INPUT »
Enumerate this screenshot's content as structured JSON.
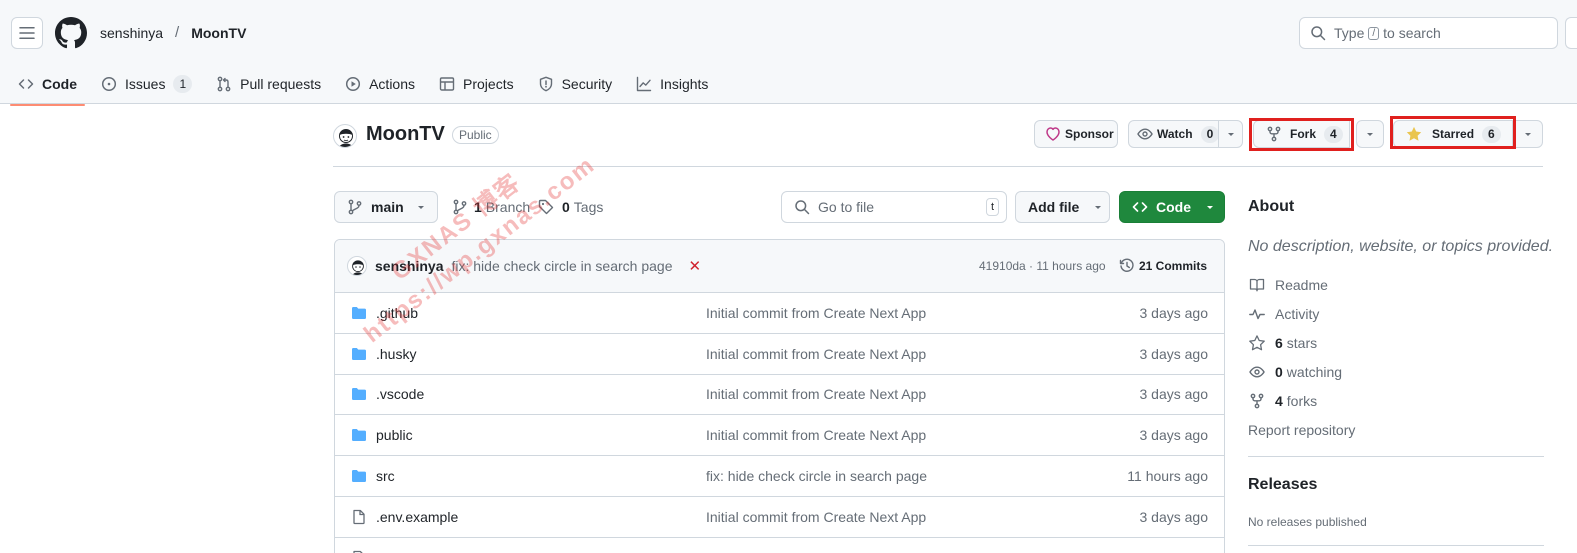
{
  "header": {
    "owner": "senshinya",
    "separator": "/",
    "repo": "MoonTV",
    "search": {
      "prefix": "Type",
      "key": "/",
      "suffix": "to search"
    }
  },
  "nav": {
    "tabs": [
      {
        "label": "Code",
        "icon": "code-icon",
        "selected": true
      },
      {
        "label": "Issues",
        "icon": "issue-icon",
        "count": "1"
      },
      {
        "label": "Pull requests",
        "icon": "pull-request-icon"
      },
      {
        "label": "Actions",
        "icon": "play-icon"
      },
      {
        "label": "Projects",
        "icon": "table-icon"
      },
      {
        "label": "Security",
        "icon": "shield-icon"
      },
      {
        "label": "Insights",
        "icon": "graph-icon"
      }
    ]
  },
  "repo": {
    "name": "MoonTV",
    "visibility": "Public",
    "sponsor_label": "Sponsor",
    "watch_label": "Watch",
    "watch_count": "0",
    "fork_label": "Fork",
    "fork_count": "4",
    "star_label": "Starred",
    "star_count": "6"
  },
  "toolbar": {
    "branch": "main",
    "branches_count": "1",
    "branches_label": "Branch",
    "tags_count": "0",
    "tags_label": "Tags",
    "goto_placeholder": "Go to file",
    "goto_key": "t",
    "add_file_label": "Add file",
    "code_label": "Code"
  },
  "latest_commit": {
    "author": "senshinya",
    "message": "fix: hide check circle in search page",
    "status": "✕",
    "hash": "41910da",
    "time": "11 hours ago",
    "hash_time": "41910da · 11 hours ago",
    "commits_count": "21",
    "commits_label": "21 Commits"
  },
  "files": [
    {
      "name": ".github",
      "type": "dir",
      "message": "Initial commit from Create Next App",
      "time": "3 days ago"
    },
    {
      "name": ".husky",
      "type": "dir",
      "message": "Initial commit from Create Next App",
      "time": "3 days ago"
    },
    {
      "name": ".vscode",
      "type": "dir",
      "message": "Initial commit from Create Next App",
      "time": "3 days ago"
    },
    {
      "name": "public",
      "type": "dir",
      "message": "Initial commit from Create Next App",
      "time": "3 days ago"
    },
    {
      "name": "src",
      "type": "dir",
      "message": "fix: hide check circle in search page",
      "time": "11 hours ago"
    },
    {
      "name": ".env.example",
      "type": "file",
      "message": "Initial commit from Create Next App",
      "time": "3 days ago"
    }
  ],
  "about": {
    "title": "About",
    "description": "No description, website, or topics provided.",
    "readme": "Readme",
    "activity": "Activity",
    "stars_count": "6",
    "stars_label": "stars",
    "watching_count": "0",
    "watching_label": "watching",
    "forks_count": "4",
    "forks_label": "forks",
    "report": "Report repository"
  },
  "releases": {
    "title": "Releases",
    "empty": "No releases published"
  },
  "watermark": {
    "line1": "GXNAS 博客",
    "line2": "https://wp.gxnas.com"
  },
  "colors": {
    "accent_green": "#1f883d",
    "nav_underline": "#fd8c73",
    "highlight_red": "#e0201e",
    "folder_blue": "#54aeff",
    "star_yellow": "#eac54f",
    "sponsor_pink": "#bf3989"
  }
}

TASK PROMPT »
Repeat the material above in full and exactly, apart from the pictures.

THE REPLY »
Enumerate this screenshot's content as structured JSON.
{
  "header": {
    "owner": "senshinya",
    "separator": "/",
    "repo": "MoonTV",
    "search": {
      "prefix": "Type",
      "key": "/",
      "suffix": "to search"
    }
  },
  "nav": {
    "tabs": [
      {
        "label": "Code",
        "icon": "code-icon",
        "selected": true
      },
      {
        "label": "Issues",
        "icon": "issue-icon",
        "count": "1"
      },
      {
        "label": "Pull requests",
        "icon": "pull-request-icon"
      },
      {
        "label": "Actions",
        "icon": "play-icon"
      },
      {
        "label": "Projects",
        "icon": "table-icon"
      },
      {
        "label": "Security",
        "icon": "shield-icon"
      },
      {
        "label": "Insights",
        "icon": "graph-icon"
      }
    ]
  },
  "repo": {
    "name": "MoonTV",
    "visibility": "Public",
    "sponsor_label": "Sponsor",
    "watch_label": "Watch",
    "watch_count": "0",
    "fork_label": "Fork",
    "fork_count": "4",
    "star_label": "Starred",
    "star_count": "6"
  },
  "toolbar": {
    "branch": "main",
    "branches_count": "1",
    "branches_label": "Branch",
    "tags_count": "0",
    "tags_label": "Tags",
    "goto_placeholder": "Go to file",
    "goto_key": "t",
    "add_file_label": "Add file",
    "code_label": "Code"
  },
  "latest_commit": {
    "author": "senshinya",
    "message": "fix: hide check circle in search page",
    "status": "✕",
    "hash": "41910da",
    "time": "11 hours ago",
    "hash_time": "41910da · 11 hours ago",
    "commits_count": "21",
    "commits_label": "21 Commits"
  },
  "files": [
    {
      "name": ".github",
      "type": "dir",
      "message": "Initial commit from Create Next App",
      "time": "3 days ago"
    },
    {
      "name": ".husky",
      "type": "dir",
      "message": "Initial commit from Create Next App",
      "time": "3 days ago"
    },
    {
      "name": ".vscode",
      "type": "dir",
      "message": "Initial commit from Create Next App",
      "time": "3 days ago"
    },
    {
      "name": "public",
      "type": "dir",
      "message": "Initial commit from Create Next App",
      "time": "3 days ago"
    },
    {
      "name": "src",
      "type": "dir",
      "message": "fix: hide check circle in search page",
      "time": "11 hours ago"
    },
    {
      "name": ".env.example",
      "type": "file",
      "message": "Initial commit from Create Next App",
      "time": "3 days ago"
    }
  ],
  "about": {
    "title": "About",
    "description": "No description, website, or topics provided.",
    "readme": "Readme",
    "activity": "Activity",
    "stars_count": "6",
    "stars_label": "stars",
    "watching_count": "0",
    "watching_label": "watching",
    "forks_count": "4",
    "forks_label": "forks",
    "report": "Report repository"
  },
  "releases": {
    "title": "Releases",
    "empty": "No releases published"
  },
  "watermark": {
    "line1": "GXNAS 博客",
    "line2": "https://wp.gxnas.com"
  },
  "colors": {
    "accent_green": "#1f883d",
    "nav_underline": "#fd8c73",
    "highlight_red": "#e0201e",
    "folder_blue": "#54aeff",
    "star_yellow": "#eac54f",
    "sponsor_pink": "#bf3989"
  }
}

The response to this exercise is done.